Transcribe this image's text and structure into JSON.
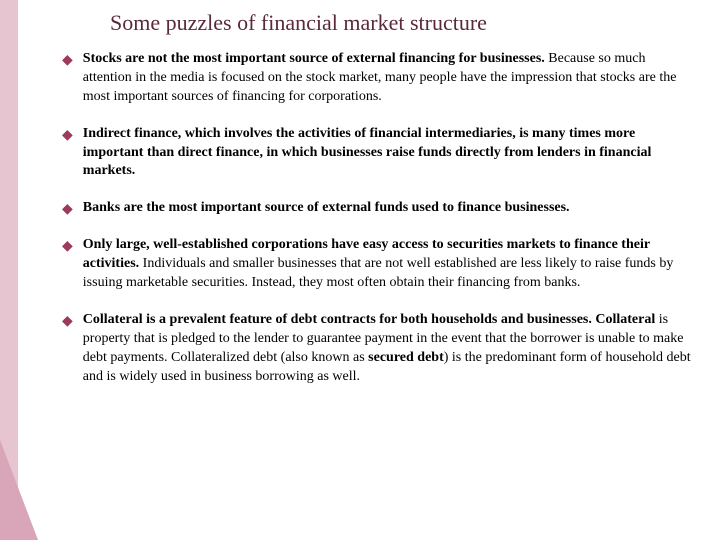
{
  "slide": {
    "title": "Some puzzles of financial market structure",
    "title_color": "#5a2a3a",
    "bullet_color": "#9c3b5a",
    "side_band_color": "#e6c4d0",
    "side_diag_color": "#d8a6b8",
    "background_color": "#ffffff",
    "title_fontsize": 22,
    "body_fontsize": 14,
    "bullets": [
      {
        "bold": "Stocks are not the most important source of external financing for businesses.",
        "rest": " Because so much attention in the media is focused on the stock market, many people have the impression that stocks are the most important sources of financing for corporations."
      },
      {
        "bold": "Indirect finance, which involves the activities of financial intermediaries, is many times more important than direct finance, in which businesses raise funds directly from lenders in financial markets.",
        "rest": ""
      },
      {
        "bold": "Banks are the most important source of external funds used to finance businesses.",
        "rest": ""
      },
      {
        "bold": "Only large, well-established corporations have easy access to securities markets to finance their activities.",
        "rest": " Individuals and smaller businesses that are not well established are less likely to raise funds by issuing marketable securities. Instead, they most often obtain their financing from banks."
      },
      {
        "bold": "Collateral is a prevalent feature of debt contracts for both households and businesses. Collateral",
        "rest": " is property that is pledged to the lender to guarantee payment in the event that the borrower is unable to make debt payments. Collateralized debt (also known as ",
        "bold2": "secured debt",
        "rest2": ") is the predominant form of household debt and is widely used in business borrowing as well."
      }
    ]
  }
}
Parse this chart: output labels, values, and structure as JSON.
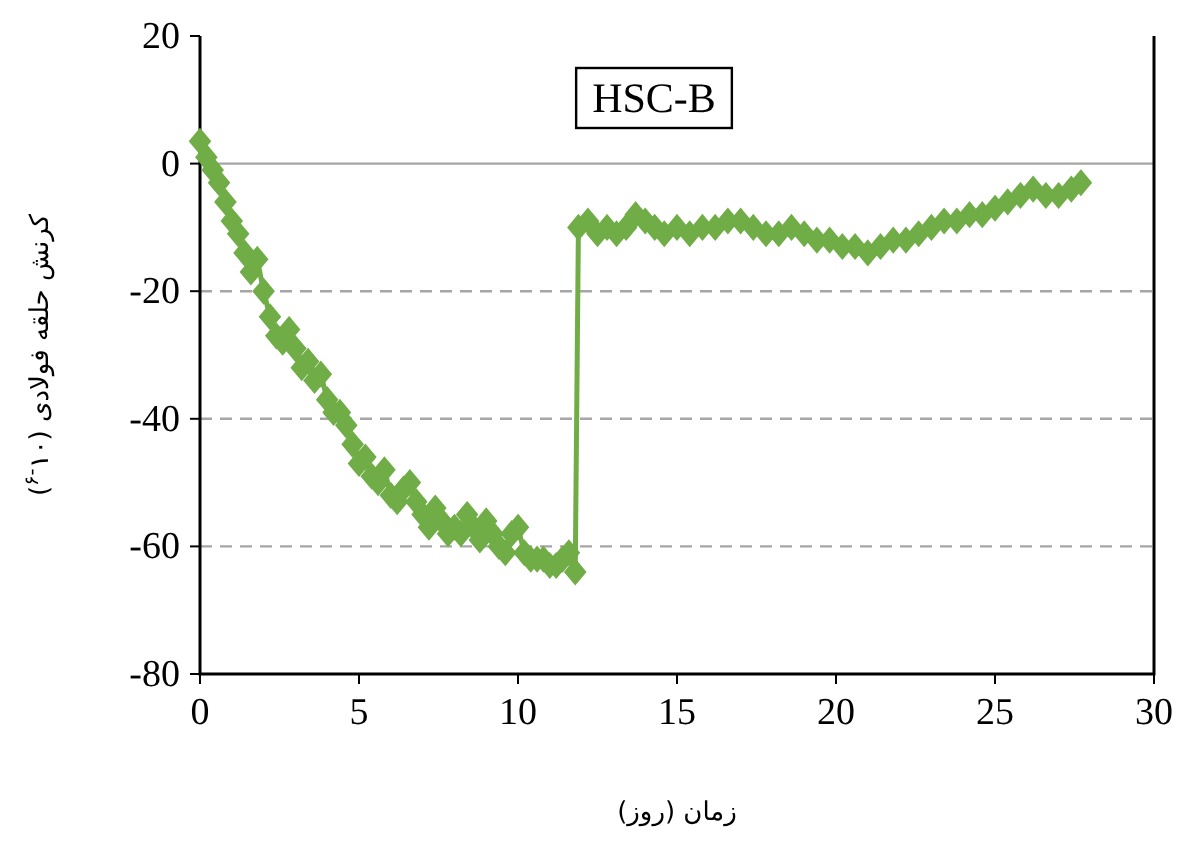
{
  "chart_data": {
    "type": "line",
    "title": "HSC-B",
    "xlabel": "زمان (روز)",
    "ylabel": "کرنش حلقه فولادی (۱۰$^{-۶}$)",
    "x": [
      0,
      0.2,
      0.4,
      0.6,
      0.8,
      1.0,
      1.2,
      1.4,
      1.6,
      1.8,
      2.0,
      2.2,
      2.4,
      2.6,
      2.8,
      3.0,
      3.2,
      3.4,
      3.6,
      3.8,
      4.0,
      4.2,
      4.4,
      4.6,
      4.8,
      5.0,
      5.2,
      5.4,
      5.6,
      5.8,
      6.0,
      6.2,
      6.4,
      6.6,
      6.8,
      7.0,
      7.2,
      7.4,
      7.6,
      7.8,
      8.0,
      8.2,
      8.4,
      8.6,
      8.8,
      9.0,
      9.2,
      9.4,
      9.6,
      9.8,
      10.0,
      10.2,
      10.4,
      10.6,
      10.8,
      11.0,
      11.2,
      11.4,
      11.6,
      11.8,
      11.9,
      12.2,
      12.5,
      12.8,
      13.1,
      13.4,
      13.7,
      14.0,
      14.3,
      14.6,
      15.0,
      15.4,
      15.8,
      16.2,
      16.6,
      17.0,
      17.4,
      17.8,
      18.2,
      18.6,
      19.0,
      19.4,
      19.8,
      20.2,
      20.6,
      21.0,
      21.4,
      21.8,
      22.2,
      22.6,
      23.0,
      23.4,
      23.8,
      24.2,
      24.6,
      25.0,
      25.4,
      25.8,
      26.2,
      26.6,
      27.0,
      27.4,
      27.7
    ],
    "series": [
      {
        "color": "#70ad47",
        "values": [
          3.5,
          1,
          -1,
          -3,
          -6,
          -9,
          -11,
          -14,
          -17,
          -15,
          -20,
          -24,
          -27,
          -28,
          -26,
          -29,
          -32,
          -31,
          -34,
          -33,
          -37,
          -39,
          -39,
          -41,
          -44,
          -47,
          -46,
          -49,
          -50,
          -48,
          -52,
          -53,
          -51,
          -50,
          -53,
          -55,
          -57,
          -54,
          -56,
          -58,
          -57,
          -58,
          -55,
          -57,
          -59,
          -56,
          -58,
          -60,
          -61,
          -58,
          -57,
          -61,
          -62,
          -62,
          -62,
          -63,
          -63,
          -62,
          -61,
          -64,
          -10,
          -9,
          -11,
          -10,
          -11,
          -10,
          -8,
          -9,
          -10,
          -11,
          -10,
          -11,
          -10,
          -10,
          -9,
          -9,
          -10,
          -11,
          -11,
          -10,
          -11,
          -12,
          -12,
          -13,
          -13,
          -14,
          -13,
          -12,
          -12,
          -11,
          -10,
          -9,
          -9,
          -8,
          -8,
          -7,
          -6,
          -5,
          -4,
          -5,
          -5,
          -4,
          -3
        ]
      }
    ],
    "xlim": [
      0,
      30
    ],
    "xticks": [
      0,
      5,
      10,
      15,
      20,
      25,
      30
    ],
    "ylim": [
      -80,
      20
    ],
    "yticks": [
      -80,
      -60,
      -40,
      -20,
      0,
      20
    ],
    "grid": "y",
    "marker": "diamond",
    "line_style": "solid"
  }
}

•••

Say how many lines in this listing hold the string "their", giving the count and nothing more.

Answer to the exercise - 2